# PROBLEM
Check each line below for the word "τυχόν", and copy those that have it.

# DATA ENTRIES
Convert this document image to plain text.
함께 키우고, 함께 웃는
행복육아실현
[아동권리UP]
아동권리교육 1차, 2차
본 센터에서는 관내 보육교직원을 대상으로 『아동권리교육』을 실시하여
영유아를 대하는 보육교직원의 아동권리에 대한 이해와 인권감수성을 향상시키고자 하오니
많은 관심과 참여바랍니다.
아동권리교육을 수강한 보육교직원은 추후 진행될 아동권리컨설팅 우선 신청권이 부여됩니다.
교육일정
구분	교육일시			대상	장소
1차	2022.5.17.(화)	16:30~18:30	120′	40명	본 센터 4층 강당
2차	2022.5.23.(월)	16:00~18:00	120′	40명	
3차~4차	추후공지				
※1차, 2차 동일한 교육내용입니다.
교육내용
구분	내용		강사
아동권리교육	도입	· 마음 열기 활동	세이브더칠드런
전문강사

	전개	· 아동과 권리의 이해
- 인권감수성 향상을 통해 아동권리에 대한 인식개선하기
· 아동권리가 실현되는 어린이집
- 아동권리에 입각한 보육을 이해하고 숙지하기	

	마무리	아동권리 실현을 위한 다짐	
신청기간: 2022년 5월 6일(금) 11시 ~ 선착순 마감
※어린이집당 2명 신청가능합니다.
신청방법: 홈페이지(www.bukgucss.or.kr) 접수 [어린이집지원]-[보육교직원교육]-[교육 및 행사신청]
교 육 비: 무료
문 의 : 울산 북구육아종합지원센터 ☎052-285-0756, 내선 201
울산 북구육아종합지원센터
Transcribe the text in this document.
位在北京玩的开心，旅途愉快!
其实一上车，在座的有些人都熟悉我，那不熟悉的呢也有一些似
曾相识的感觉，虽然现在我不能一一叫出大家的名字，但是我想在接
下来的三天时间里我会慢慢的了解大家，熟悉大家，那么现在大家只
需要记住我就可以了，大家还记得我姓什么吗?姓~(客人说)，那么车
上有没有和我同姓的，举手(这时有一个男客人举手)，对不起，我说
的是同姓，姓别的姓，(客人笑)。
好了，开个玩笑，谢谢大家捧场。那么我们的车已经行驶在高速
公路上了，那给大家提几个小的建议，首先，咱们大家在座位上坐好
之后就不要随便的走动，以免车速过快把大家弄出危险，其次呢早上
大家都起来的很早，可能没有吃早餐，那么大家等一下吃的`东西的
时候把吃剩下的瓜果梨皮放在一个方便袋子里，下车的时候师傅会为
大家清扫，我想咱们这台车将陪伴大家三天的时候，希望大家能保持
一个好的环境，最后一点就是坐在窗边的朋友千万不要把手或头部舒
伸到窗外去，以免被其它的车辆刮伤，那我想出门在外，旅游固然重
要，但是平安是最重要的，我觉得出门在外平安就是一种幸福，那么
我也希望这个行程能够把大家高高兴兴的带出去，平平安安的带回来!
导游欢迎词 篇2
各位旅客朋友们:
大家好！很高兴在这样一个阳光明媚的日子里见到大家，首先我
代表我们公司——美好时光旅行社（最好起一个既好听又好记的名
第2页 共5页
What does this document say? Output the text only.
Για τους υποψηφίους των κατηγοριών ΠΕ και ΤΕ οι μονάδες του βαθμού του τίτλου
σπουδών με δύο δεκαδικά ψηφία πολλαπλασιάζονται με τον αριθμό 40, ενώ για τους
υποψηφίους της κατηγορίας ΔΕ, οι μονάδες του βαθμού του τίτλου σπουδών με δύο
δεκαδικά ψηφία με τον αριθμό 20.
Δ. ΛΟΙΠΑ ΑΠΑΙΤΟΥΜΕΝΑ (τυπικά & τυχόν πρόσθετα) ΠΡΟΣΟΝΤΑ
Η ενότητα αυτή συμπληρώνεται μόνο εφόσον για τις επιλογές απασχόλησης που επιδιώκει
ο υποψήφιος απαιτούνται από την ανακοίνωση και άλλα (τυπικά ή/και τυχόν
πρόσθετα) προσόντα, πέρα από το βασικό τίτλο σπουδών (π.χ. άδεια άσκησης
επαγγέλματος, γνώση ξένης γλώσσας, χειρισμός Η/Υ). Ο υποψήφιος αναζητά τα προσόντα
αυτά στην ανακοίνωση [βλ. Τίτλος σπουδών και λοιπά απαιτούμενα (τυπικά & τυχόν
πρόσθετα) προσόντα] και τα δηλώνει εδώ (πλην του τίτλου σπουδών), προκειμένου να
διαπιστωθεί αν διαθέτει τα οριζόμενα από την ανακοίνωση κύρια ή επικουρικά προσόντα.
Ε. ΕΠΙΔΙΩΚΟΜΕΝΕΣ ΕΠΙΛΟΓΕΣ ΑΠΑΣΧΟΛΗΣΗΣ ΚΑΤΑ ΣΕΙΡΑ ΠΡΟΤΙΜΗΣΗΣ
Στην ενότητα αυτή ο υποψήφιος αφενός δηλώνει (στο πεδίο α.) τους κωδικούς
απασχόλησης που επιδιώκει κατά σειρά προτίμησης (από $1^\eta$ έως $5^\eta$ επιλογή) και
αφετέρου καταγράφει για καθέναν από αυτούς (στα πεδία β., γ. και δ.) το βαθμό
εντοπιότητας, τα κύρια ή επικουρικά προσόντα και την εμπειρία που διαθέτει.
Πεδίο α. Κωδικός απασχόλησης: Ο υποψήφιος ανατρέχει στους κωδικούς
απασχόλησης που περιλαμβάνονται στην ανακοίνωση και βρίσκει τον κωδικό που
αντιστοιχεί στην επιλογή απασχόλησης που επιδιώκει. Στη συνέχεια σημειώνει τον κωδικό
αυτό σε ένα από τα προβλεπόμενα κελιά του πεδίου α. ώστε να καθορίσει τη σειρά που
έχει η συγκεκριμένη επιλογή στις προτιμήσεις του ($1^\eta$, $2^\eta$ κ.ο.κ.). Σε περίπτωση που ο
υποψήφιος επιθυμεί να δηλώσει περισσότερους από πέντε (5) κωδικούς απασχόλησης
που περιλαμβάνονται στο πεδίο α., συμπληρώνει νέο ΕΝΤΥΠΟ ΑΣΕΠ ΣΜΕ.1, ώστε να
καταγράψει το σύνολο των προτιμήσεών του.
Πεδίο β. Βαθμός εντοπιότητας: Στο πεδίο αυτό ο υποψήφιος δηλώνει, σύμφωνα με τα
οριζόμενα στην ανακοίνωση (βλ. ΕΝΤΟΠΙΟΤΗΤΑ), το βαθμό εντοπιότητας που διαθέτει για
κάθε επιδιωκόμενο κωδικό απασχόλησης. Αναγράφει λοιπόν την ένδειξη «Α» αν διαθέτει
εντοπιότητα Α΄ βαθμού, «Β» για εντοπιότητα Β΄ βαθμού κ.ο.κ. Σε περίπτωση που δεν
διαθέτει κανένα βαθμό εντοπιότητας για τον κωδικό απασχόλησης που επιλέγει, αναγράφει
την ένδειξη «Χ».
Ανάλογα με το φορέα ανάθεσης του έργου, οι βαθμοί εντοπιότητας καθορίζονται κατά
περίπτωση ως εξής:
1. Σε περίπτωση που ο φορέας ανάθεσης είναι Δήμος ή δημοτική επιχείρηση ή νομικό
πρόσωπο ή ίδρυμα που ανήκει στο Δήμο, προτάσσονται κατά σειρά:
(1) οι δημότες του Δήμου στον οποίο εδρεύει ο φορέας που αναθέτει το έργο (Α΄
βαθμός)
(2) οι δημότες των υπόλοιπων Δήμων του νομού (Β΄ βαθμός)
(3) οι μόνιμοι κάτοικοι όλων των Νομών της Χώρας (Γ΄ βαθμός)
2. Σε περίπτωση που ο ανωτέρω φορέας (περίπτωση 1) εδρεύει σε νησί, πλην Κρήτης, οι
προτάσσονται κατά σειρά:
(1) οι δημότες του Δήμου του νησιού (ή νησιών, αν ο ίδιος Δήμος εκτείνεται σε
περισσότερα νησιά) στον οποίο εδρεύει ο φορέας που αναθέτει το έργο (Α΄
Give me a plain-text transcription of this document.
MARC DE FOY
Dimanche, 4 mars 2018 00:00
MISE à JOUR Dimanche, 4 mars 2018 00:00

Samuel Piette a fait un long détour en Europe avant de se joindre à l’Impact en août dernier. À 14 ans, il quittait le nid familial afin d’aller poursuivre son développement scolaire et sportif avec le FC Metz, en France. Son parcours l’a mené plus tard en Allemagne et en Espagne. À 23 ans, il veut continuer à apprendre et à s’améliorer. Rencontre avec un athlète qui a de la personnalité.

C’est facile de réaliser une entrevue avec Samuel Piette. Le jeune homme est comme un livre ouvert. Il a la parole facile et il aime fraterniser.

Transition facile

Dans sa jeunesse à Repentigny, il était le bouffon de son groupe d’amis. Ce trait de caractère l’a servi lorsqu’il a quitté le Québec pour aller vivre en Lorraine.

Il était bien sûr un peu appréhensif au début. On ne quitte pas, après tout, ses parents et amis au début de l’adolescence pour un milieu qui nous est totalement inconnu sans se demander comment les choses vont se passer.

# RESULT FOR THIS EXERCISE
Δ. ΛΟΙΠΑ ΑΠΑΙΤΟΥΜΕΝΑ (τυπικά & τυχόν πρόσθετα) ΠΡΟΣΟΝΤΑ
ο υποψήφιος απαιτούνται από την ανακοίνωση και άλλα (τυπικά ή/και τυχόν
αυτά στην ανακοίνωση [βλ. Τίτλος σπουδών και λοιπά απαιτούμενα (τυπικά & τυχόν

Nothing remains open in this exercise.